Aim of the exercise =
Transcribe the items below verbatim, from the first line through the line that contains "search-icon: [161, 153, 200, 192]", with both of those lines included.

Material to process =
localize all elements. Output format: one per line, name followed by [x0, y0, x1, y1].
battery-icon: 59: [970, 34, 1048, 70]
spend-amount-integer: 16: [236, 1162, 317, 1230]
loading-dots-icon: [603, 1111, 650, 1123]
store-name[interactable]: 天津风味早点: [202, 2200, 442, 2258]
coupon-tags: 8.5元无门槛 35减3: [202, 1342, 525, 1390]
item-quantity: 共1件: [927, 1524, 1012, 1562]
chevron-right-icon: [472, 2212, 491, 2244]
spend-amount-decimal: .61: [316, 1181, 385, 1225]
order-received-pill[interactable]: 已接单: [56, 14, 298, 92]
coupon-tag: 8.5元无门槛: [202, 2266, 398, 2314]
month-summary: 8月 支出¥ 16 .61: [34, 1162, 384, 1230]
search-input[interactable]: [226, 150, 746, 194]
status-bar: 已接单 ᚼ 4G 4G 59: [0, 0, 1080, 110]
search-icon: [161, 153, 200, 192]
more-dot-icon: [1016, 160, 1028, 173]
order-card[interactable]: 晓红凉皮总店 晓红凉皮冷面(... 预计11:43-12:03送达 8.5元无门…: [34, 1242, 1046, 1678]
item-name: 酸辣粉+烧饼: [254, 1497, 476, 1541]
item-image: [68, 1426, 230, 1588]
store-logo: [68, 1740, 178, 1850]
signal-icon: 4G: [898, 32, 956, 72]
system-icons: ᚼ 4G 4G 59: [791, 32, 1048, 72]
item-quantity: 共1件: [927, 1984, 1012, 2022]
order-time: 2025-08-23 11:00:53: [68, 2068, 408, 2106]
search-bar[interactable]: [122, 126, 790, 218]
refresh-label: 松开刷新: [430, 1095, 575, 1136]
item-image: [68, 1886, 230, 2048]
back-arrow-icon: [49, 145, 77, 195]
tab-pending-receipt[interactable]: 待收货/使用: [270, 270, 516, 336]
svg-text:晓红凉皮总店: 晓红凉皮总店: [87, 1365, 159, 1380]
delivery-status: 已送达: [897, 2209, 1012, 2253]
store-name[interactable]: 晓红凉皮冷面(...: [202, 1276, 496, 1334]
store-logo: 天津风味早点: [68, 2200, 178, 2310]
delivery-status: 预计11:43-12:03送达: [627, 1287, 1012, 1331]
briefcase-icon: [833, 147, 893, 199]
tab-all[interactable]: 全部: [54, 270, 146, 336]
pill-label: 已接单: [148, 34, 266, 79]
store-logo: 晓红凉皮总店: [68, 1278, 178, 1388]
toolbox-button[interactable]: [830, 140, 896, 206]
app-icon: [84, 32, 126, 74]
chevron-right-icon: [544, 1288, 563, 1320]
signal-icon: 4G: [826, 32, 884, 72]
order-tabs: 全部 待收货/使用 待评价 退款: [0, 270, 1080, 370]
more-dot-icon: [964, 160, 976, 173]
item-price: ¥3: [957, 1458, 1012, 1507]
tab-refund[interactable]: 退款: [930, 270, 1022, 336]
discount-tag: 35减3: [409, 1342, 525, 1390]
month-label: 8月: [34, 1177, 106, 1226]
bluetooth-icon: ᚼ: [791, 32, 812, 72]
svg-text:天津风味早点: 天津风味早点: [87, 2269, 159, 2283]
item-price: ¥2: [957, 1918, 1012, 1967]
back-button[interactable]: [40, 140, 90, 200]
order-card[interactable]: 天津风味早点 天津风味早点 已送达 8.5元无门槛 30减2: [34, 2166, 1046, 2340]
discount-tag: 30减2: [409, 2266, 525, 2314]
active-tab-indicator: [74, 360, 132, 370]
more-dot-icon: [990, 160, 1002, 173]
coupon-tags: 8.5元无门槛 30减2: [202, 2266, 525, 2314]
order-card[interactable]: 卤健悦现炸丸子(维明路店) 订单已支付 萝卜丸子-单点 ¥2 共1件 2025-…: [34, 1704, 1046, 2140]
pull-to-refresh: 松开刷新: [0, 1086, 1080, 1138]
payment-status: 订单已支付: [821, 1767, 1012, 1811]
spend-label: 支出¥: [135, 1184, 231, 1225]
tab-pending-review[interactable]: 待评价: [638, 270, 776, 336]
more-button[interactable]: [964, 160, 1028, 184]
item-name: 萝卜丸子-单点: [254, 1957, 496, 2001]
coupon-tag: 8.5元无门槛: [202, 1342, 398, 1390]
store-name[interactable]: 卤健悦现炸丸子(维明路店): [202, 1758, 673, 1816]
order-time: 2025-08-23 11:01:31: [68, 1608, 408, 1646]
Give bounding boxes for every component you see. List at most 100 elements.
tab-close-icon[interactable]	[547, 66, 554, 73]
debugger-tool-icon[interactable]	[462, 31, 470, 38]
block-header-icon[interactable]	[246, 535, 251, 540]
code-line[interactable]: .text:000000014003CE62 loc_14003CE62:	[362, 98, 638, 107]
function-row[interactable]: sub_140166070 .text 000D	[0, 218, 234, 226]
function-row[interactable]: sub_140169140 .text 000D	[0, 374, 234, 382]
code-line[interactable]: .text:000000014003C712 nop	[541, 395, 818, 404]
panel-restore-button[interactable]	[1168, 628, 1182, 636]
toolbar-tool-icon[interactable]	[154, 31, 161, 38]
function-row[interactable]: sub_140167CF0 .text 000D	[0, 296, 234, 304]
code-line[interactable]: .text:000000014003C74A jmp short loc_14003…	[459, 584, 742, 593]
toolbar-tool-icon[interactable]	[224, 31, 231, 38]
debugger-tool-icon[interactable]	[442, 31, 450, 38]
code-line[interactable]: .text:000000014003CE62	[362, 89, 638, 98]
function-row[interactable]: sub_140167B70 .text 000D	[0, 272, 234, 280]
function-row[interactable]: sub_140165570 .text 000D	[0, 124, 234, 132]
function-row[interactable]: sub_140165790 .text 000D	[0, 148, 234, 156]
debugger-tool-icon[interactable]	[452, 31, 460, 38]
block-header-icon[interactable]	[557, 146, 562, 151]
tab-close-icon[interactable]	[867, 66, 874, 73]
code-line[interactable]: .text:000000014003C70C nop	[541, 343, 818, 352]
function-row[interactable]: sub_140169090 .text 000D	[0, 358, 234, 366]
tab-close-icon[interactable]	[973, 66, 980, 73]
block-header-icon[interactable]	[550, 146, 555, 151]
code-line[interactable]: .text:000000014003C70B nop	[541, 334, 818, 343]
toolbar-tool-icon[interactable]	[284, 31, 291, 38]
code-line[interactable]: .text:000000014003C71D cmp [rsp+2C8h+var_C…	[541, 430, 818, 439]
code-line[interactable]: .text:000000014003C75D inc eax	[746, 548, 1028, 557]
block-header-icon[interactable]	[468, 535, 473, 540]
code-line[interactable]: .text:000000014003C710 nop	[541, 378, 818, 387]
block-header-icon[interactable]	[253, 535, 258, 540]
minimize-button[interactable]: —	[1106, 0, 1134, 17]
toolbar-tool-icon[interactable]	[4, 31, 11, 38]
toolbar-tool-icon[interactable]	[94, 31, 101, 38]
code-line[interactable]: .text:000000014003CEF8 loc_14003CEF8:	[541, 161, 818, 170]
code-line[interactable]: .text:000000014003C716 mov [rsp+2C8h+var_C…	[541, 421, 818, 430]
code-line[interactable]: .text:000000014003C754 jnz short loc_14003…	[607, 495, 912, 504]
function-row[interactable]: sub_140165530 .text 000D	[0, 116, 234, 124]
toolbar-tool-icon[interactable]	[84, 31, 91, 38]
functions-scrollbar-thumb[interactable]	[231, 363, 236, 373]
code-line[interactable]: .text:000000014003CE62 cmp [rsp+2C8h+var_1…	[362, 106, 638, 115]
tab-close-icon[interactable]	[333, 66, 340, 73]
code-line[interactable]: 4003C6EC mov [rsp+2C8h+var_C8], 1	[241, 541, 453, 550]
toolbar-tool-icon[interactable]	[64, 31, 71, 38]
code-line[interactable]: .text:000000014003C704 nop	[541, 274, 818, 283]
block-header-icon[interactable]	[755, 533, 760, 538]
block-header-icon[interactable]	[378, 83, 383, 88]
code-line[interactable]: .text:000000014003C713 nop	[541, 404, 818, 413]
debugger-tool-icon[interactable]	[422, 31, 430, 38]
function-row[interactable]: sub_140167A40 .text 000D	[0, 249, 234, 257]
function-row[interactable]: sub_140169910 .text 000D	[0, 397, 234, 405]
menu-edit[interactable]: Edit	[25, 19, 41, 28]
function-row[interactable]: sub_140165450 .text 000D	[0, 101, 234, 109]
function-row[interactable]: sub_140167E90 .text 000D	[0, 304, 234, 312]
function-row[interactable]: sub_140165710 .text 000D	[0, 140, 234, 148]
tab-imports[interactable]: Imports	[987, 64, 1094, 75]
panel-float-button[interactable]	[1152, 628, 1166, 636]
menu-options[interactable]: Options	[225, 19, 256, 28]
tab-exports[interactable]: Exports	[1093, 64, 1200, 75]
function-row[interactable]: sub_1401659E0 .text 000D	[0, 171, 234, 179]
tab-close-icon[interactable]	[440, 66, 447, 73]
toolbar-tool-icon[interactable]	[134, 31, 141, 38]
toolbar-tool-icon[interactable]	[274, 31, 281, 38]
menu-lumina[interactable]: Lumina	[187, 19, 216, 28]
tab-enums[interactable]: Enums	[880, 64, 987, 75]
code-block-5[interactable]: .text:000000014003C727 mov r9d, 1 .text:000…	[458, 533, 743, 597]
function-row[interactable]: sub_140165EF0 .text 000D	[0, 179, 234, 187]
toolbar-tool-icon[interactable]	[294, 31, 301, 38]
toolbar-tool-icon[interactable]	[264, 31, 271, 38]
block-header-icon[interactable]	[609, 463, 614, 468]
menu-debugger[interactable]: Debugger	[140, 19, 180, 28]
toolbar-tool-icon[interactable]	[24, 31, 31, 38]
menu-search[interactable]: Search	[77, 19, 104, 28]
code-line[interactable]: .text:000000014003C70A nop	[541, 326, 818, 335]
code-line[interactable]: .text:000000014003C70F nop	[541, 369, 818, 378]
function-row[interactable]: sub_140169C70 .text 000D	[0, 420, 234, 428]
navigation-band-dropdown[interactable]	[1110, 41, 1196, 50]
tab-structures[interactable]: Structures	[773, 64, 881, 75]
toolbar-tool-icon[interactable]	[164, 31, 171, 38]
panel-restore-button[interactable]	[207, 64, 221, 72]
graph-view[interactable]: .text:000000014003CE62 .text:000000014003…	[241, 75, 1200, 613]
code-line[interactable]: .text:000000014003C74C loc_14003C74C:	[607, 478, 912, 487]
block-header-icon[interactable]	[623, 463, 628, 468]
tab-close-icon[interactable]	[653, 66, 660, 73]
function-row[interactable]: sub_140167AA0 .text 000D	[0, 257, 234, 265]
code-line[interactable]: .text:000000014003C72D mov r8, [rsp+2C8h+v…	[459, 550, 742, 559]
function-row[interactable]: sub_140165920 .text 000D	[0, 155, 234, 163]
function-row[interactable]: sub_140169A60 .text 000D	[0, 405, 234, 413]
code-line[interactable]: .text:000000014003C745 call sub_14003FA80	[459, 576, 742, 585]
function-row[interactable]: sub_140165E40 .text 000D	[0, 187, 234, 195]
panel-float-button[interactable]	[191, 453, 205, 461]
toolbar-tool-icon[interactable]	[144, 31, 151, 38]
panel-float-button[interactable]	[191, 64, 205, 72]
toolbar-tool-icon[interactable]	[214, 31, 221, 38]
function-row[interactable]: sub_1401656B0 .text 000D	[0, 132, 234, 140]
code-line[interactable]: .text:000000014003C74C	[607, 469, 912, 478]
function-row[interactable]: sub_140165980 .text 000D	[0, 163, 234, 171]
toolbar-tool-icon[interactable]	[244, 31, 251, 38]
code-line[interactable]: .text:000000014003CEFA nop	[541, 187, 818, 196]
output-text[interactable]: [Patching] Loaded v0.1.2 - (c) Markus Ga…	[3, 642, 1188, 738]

Task result =
localize all elements. Output format: one per line, name followed by [x0, y0, x1, y1].
battery-icon: 59: [970, 34, 1048, 70]
spend-amount-integer: 16: [236, 1162, 317, 1230]
loading-dots-icon: [603, 1111, 650, 1123]
store-name[interactable]: 天津风味早点: [202, 2200, 442, 2258]
coupon-tags: 8.5元无门槛 35减3: [202, 1342, 525, 1390]
item-quantity: 共1件: [927, 1524, 1012, 1562]
chevron-right-icon: [472, 2212, 491, 2244]
spend-amount-decimal: .61: [316, 1181, 385, 1225]
order-received-pill[interactable]: 已接单: [56, 14, 298, 92]
coupon-tag: 8.5元无门槛: [202, 2266, 398, 2314]
month-summary: 8月 支出¥ 16 .61: [34, 1162, 384, 1230]
search-input[interactable]: [226, 150, 746, 194]
status-bar: 已接单 ᚼ 4G 4G 59: [0, 0, 1080, 110]
search-icon: [161, 153, 200, 192]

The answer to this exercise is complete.